(A run of records)
++++++

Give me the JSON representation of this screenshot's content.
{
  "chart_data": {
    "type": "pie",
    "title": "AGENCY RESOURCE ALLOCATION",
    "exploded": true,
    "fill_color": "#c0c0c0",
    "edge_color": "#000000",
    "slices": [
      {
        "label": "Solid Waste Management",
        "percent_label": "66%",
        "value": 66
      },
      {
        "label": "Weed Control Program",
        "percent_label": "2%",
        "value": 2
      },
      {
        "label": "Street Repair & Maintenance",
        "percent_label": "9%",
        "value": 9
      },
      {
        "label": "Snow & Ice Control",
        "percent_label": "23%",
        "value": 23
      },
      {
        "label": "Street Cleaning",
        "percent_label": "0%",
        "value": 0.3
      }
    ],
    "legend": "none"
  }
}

++++++

> **Instructions to follow**: Pick out the lines containing the string "value".

> **Full answer**:
        "value": 66
        "value": 2
        "value": 9
        "value": 23
        "value": 0.3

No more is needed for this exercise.